» **Task inputs**
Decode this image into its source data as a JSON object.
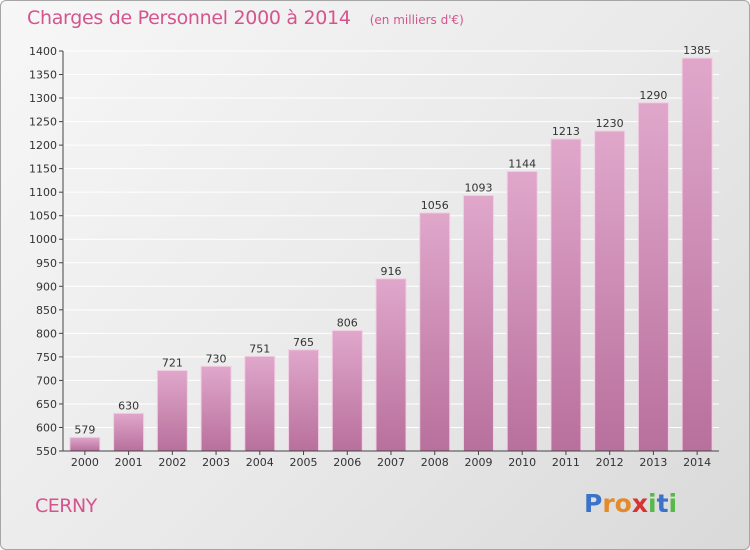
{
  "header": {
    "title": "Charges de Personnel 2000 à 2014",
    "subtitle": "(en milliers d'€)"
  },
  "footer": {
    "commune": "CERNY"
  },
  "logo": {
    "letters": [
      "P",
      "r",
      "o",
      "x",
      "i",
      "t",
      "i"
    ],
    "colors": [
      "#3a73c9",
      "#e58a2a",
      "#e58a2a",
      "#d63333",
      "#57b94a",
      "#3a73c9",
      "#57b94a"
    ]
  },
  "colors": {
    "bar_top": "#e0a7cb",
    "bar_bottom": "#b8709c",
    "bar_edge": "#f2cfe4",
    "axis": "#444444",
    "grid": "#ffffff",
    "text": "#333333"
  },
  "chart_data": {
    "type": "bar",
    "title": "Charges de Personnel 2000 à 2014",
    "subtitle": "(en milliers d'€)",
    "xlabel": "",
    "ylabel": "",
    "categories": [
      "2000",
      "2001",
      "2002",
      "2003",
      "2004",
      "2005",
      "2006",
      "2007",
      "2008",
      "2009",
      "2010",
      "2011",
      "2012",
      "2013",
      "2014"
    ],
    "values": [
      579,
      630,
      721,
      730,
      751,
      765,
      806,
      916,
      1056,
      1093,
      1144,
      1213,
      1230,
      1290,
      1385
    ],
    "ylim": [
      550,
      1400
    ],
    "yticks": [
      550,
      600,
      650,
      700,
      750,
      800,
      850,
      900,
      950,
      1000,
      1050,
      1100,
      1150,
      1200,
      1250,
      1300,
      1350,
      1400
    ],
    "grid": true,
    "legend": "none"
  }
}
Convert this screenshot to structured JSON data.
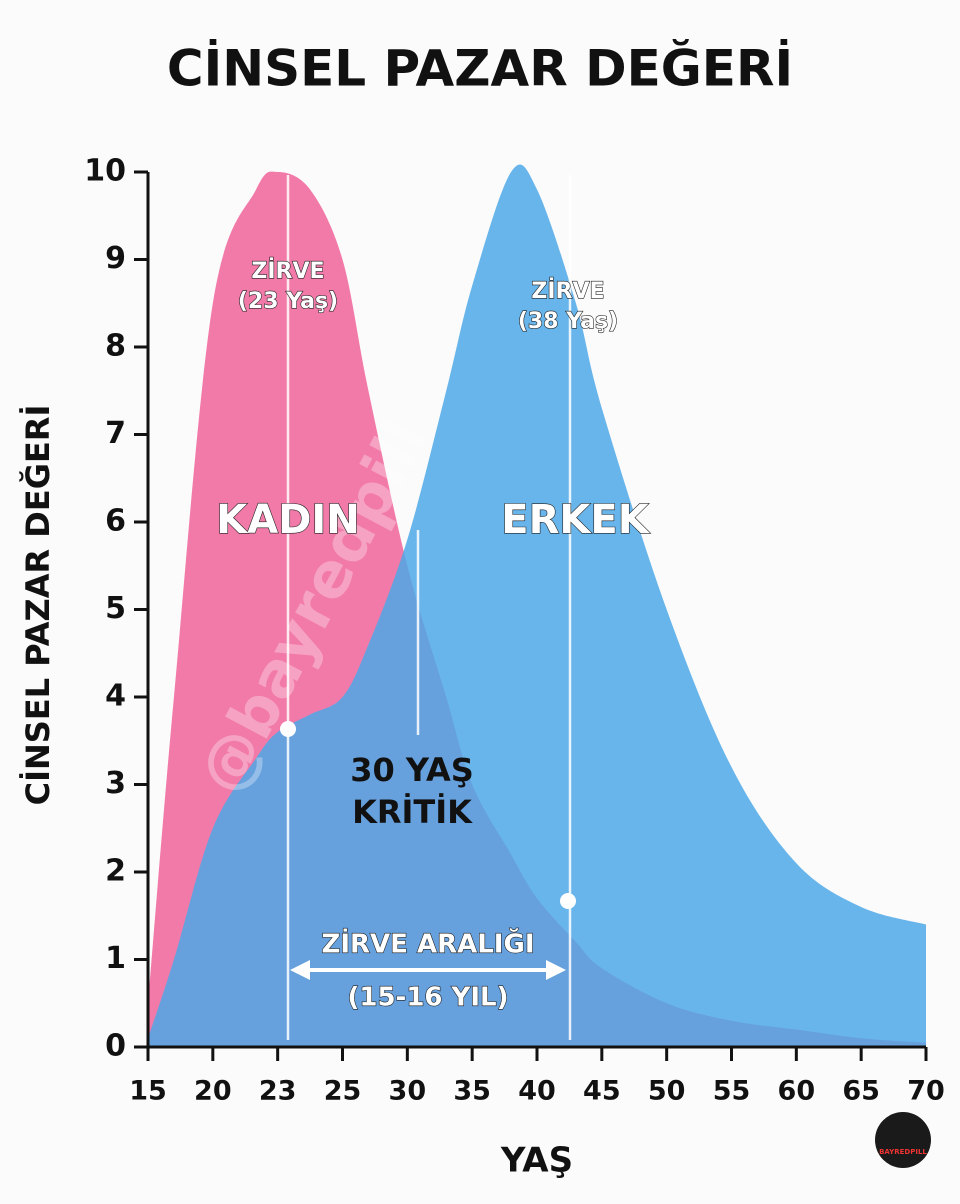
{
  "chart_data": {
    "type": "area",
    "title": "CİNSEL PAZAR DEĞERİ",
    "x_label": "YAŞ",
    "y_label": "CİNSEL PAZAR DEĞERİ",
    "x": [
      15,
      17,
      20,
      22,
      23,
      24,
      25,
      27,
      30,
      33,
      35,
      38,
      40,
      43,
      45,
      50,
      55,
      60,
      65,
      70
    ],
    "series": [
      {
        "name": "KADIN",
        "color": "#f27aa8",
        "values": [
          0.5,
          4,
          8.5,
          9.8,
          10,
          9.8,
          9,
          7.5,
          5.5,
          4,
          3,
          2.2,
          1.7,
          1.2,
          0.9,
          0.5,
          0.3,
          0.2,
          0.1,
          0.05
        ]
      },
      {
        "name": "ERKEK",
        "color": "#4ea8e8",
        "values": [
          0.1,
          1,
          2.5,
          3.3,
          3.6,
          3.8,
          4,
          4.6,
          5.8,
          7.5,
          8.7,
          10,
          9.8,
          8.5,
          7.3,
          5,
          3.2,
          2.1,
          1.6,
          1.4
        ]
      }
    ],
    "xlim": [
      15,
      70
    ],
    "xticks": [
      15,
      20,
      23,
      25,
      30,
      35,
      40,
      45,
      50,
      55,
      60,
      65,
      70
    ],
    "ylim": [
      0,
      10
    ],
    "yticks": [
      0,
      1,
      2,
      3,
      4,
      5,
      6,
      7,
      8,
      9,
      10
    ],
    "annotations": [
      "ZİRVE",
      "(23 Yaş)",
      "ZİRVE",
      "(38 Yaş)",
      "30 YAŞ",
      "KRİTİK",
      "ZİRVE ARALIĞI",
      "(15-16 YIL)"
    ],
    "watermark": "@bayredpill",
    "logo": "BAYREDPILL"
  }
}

---

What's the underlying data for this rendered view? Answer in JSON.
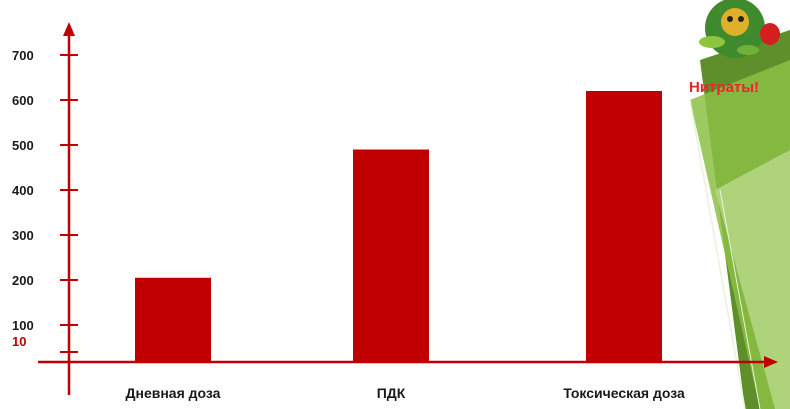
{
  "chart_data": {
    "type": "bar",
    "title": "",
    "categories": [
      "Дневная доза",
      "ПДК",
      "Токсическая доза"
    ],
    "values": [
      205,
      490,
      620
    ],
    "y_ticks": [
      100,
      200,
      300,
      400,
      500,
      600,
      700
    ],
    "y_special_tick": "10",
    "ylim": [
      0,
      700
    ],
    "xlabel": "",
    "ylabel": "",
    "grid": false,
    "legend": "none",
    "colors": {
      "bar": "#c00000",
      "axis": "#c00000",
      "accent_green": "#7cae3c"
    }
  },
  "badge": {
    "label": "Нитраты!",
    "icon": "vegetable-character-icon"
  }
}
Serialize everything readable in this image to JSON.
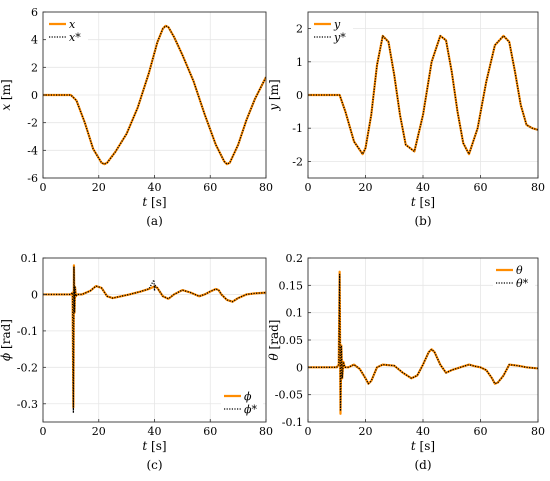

--

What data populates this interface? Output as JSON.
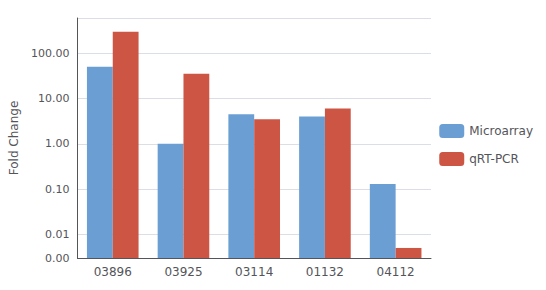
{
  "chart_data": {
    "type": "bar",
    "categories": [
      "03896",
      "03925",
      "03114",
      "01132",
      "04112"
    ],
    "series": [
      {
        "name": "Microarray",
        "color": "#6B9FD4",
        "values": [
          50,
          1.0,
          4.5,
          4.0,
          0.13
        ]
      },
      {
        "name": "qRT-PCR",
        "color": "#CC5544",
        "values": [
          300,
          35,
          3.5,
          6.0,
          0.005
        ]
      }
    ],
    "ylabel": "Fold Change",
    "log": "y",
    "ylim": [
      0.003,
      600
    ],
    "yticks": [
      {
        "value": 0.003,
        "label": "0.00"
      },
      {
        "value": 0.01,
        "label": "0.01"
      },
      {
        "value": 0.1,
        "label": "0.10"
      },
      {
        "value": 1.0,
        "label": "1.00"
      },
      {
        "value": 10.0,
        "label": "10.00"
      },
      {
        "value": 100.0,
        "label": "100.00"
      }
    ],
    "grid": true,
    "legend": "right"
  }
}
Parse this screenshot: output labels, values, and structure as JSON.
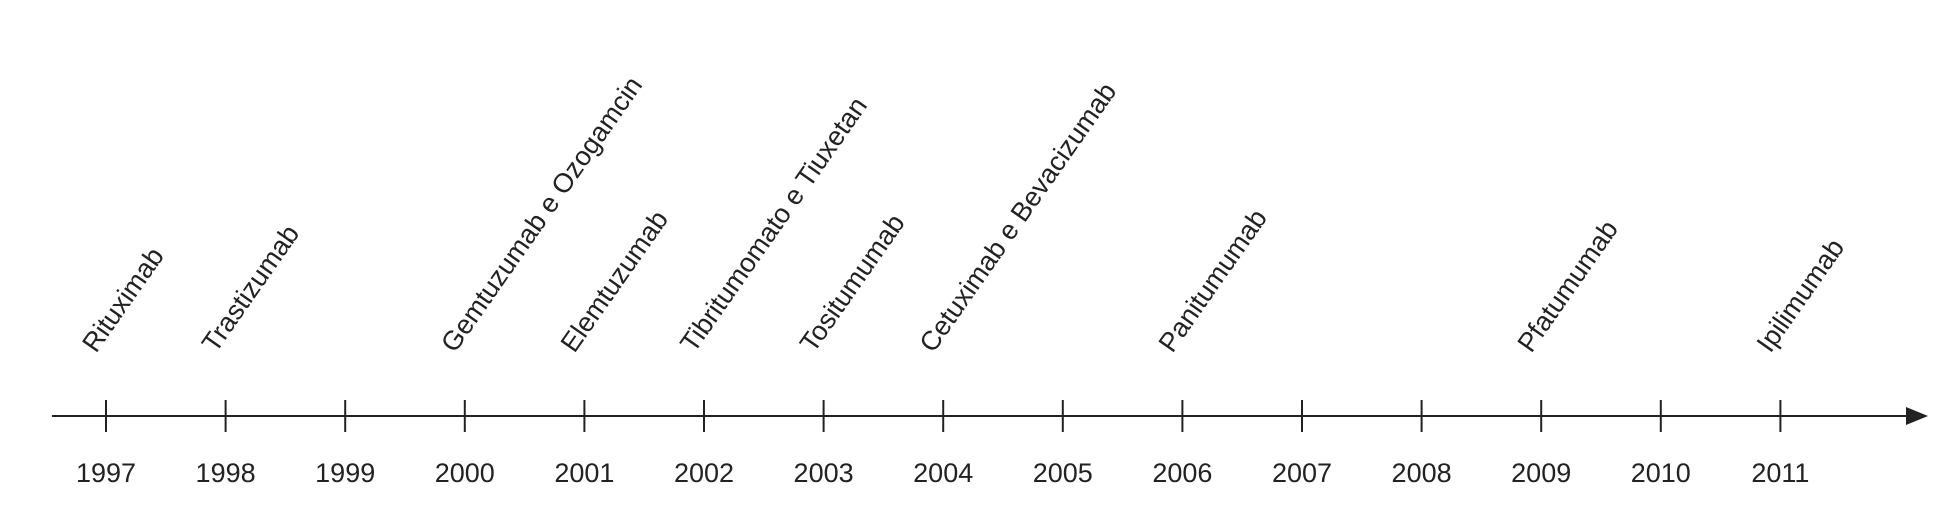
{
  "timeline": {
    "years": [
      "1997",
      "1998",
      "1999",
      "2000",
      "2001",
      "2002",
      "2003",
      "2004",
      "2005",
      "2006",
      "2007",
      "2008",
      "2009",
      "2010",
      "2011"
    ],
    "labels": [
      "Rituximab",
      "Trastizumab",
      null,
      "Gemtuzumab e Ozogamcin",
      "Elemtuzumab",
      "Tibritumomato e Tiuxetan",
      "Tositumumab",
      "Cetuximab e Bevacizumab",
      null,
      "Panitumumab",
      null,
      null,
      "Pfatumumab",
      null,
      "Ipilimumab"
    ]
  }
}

» **What you should do**
In the listing above, find the line containing "What's the underlying" and the line containing "Serialize everything readable", then output those two lines and everything between them exactly as written, without the images.

» **Expected answer**
What's the underlying data for this rendered view? Answer in JSON.
{
  "chart_data": {
    "type": "bar",
    "title": "",
    "categories": [
      "Дневная доза",
      "ПДК",
      "Токсическая доза"
    ],
    "values": [
      205,
      490,
      620
    ],
    "y_ticks": [
      100,
      200,
      300,
      400,
      500,
      600,
      700
    ],
    "y_special_tick": "10",
    "ylim": [
      0,
      700
    ],
    "xlabel": "",
    "ylabel": "",
    "grid": false,
    "legend": "none",
    "colors": {
      "bar": "#c00000",
      "axis": "#c00000",
      "accent_green": "#7cae3c"
    }
  },
  "badge": {
    "label": "Нитраты!",
    "icon": "vegetable-character-icon"
  }
}
Serialize everything readable in this image to JSON.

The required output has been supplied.